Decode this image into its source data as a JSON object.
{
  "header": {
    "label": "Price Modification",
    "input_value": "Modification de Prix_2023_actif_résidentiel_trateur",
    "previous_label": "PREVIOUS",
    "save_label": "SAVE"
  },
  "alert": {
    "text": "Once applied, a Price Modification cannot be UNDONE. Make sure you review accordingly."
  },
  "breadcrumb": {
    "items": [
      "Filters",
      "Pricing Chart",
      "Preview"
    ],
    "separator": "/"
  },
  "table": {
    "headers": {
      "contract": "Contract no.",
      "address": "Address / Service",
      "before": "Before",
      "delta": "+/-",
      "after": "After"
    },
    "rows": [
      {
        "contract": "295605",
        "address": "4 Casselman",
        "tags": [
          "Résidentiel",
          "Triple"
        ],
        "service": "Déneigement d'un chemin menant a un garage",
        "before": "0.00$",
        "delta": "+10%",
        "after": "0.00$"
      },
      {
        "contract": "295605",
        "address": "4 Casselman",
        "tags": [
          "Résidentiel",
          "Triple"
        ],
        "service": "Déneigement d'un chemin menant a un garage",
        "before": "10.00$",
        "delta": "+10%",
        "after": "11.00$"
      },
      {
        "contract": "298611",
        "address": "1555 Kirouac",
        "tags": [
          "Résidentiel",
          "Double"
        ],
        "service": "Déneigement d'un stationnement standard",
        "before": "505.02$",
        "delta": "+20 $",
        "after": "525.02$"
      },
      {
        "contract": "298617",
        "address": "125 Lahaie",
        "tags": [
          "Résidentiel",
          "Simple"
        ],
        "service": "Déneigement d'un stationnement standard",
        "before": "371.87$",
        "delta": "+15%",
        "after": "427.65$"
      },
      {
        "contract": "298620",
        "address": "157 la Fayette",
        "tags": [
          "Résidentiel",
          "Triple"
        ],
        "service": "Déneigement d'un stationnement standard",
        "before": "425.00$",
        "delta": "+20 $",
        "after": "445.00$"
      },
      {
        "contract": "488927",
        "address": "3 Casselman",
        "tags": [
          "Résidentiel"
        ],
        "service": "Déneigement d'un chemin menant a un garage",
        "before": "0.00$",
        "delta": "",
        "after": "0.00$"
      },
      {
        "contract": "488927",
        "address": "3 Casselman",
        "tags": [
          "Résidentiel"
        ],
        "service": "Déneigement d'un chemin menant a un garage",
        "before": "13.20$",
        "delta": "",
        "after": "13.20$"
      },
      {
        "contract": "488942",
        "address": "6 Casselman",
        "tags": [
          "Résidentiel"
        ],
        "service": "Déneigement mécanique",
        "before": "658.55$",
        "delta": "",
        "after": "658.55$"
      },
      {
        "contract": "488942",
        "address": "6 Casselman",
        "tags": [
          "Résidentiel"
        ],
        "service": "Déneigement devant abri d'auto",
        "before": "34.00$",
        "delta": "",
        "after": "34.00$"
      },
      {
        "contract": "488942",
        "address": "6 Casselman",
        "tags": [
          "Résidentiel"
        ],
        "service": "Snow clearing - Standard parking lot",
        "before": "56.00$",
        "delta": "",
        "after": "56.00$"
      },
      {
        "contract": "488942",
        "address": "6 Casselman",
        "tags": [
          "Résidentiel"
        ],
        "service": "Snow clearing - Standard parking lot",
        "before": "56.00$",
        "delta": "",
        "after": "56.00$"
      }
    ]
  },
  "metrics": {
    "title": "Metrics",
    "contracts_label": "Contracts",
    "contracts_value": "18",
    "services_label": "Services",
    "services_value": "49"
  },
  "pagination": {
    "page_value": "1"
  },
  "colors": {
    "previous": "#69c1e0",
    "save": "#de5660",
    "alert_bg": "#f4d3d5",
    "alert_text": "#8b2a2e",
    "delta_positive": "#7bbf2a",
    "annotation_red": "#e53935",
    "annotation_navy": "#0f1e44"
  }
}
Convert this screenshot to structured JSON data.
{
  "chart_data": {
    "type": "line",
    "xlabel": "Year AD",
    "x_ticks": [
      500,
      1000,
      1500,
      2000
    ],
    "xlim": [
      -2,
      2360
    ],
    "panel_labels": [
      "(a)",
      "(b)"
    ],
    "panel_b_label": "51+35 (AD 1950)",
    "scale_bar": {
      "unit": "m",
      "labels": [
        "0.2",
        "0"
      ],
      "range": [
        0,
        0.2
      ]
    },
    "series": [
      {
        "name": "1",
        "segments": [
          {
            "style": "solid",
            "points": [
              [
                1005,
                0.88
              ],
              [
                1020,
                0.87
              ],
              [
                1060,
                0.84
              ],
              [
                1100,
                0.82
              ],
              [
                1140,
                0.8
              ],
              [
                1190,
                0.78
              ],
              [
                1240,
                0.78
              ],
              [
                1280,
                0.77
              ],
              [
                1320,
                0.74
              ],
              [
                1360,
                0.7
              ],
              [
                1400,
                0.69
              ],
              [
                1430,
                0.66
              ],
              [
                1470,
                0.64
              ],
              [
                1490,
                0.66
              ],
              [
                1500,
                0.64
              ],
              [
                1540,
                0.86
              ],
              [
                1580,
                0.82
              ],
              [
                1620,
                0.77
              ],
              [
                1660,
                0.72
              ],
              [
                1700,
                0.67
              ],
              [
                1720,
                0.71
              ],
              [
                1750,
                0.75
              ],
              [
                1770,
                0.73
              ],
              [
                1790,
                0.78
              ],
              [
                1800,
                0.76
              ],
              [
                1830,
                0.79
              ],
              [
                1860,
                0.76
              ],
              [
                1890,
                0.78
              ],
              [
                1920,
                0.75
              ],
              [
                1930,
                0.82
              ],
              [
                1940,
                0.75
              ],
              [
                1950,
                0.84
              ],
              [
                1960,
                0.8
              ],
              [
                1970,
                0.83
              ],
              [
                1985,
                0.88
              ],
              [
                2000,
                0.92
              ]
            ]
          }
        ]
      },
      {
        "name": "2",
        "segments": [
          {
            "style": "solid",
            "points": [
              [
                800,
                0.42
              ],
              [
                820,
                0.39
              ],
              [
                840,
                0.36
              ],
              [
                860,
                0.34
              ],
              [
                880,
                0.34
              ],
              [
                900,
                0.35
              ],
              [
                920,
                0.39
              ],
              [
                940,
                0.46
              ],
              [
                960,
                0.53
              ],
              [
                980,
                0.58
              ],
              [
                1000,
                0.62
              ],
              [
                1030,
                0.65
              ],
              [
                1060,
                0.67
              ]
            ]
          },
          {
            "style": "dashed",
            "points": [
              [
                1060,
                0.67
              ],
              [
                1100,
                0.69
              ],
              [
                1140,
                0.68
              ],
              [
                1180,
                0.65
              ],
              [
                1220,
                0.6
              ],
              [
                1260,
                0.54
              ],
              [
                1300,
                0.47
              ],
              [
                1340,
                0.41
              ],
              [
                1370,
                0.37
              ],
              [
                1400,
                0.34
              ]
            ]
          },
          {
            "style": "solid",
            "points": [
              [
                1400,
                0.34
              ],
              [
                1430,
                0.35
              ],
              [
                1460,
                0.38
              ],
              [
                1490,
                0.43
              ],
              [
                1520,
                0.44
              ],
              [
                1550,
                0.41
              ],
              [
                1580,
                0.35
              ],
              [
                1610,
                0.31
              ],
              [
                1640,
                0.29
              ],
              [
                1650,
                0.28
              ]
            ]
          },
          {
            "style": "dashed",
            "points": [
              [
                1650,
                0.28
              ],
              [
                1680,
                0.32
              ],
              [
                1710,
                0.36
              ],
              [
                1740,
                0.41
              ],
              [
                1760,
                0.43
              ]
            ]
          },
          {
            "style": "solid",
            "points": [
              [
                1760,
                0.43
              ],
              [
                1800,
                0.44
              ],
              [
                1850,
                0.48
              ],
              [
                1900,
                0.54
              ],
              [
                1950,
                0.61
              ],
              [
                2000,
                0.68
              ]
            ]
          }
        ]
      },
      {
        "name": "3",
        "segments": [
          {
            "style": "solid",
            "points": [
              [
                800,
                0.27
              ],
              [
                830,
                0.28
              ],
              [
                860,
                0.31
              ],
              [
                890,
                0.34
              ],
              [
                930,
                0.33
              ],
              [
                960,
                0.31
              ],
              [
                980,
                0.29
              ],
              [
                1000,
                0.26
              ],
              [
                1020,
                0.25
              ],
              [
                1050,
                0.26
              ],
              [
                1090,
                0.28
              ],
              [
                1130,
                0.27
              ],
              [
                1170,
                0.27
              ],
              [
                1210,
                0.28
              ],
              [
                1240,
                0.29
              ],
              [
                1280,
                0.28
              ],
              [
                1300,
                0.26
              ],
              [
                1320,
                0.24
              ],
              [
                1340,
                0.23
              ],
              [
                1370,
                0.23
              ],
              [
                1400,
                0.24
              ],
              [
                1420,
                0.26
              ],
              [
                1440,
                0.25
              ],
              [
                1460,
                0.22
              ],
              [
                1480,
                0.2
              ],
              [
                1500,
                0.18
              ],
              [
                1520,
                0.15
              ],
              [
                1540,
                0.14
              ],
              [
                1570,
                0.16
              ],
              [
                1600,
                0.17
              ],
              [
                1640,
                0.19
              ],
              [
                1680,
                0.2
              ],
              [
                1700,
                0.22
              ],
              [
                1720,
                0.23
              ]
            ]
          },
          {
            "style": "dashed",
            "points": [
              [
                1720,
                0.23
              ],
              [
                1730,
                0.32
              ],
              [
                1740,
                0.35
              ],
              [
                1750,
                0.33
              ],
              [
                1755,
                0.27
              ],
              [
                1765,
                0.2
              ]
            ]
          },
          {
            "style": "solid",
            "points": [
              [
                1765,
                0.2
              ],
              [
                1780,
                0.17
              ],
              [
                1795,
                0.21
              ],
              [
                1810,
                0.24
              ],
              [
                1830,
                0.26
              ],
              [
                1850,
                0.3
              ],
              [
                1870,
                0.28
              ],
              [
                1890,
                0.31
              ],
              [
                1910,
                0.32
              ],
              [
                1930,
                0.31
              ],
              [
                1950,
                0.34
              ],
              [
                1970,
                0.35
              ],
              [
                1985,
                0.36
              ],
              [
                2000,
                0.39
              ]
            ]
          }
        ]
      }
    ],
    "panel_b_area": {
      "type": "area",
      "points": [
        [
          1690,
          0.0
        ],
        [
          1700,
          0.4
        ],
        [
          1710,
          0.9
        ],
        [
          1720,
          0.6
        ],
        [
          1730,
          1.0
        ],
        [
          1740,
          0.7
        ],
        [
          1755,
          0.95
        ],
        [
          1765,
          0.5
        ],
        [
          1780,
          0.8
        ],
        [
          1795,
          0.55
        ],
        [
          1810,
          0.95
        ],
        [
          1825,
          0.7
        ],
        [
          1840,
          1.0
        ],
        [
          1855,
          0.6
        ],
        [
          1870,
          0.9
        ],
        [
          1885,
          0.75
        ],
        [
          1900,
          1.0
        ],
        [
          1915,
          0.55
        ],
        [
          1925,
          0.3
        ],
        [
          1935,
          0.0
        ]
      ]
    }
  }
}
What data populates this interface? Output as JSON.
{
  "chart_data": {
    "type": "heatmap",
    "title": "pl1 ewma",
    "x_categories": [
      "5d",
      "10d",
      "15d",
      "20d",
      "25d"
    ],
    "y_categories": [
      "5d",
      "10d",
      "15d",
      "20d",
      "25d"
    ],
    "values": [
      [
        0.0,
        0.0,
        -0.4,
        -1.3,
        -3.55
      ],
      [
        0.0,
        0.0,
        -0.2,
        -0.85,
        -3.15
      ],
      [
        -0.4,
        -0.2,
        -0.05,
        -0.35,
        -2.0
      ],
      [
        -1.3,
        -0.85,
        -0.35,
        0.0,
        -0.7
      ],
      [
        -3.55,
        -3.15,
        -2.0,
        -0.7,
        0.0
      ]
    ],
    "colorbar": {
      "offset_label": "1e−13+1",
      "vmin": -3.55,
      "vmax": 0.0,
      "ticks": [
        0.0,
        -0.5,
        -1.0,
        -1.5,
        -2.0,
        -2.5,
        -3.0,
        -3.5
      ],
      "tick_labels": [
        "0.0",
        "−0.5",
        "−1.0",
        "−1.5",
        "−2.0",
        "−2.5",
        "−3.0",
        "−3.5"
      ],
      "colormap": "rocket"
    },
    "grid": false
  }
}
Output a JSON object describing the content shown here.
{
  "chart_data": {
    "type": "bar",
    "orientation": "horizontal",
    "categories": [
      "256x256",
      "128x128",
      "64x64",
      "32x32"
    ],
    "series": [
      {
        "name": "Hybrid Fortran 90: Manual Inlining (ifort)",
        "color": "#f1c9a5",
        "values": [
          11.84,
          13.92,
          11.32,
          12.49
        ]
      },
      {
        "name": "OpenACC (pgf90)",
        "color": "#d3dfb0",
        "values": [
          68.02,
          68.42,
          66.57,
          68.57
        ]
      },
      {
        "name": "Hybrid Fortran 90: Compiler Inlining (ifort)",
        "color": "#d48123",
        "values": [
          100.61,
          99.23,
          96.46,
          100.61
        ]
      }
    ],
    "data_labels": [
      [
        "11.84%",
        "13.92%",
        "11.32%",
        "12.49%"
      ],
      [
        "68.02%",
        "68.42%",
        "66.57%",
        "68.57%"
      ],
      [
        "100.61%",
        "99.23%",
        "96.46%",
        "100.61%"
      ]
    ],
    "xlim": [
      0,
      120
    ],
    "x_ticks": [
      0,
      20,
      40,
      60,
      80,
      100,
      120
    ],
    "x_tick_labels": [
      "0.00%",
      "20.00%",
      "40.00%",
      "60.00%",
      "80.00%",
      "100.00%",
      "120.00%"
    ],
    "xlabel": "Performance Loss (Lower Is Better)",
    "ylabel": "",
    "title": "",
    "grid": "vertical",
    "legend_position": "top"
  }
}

■ Exercise description: Look through the lines above and collect those with the word "this".

■ Exercise solution:
Decode this image into its source data as a JSON object.
Convert this screenshot to structured JSON data.
What data populates this interface? Output as JSON.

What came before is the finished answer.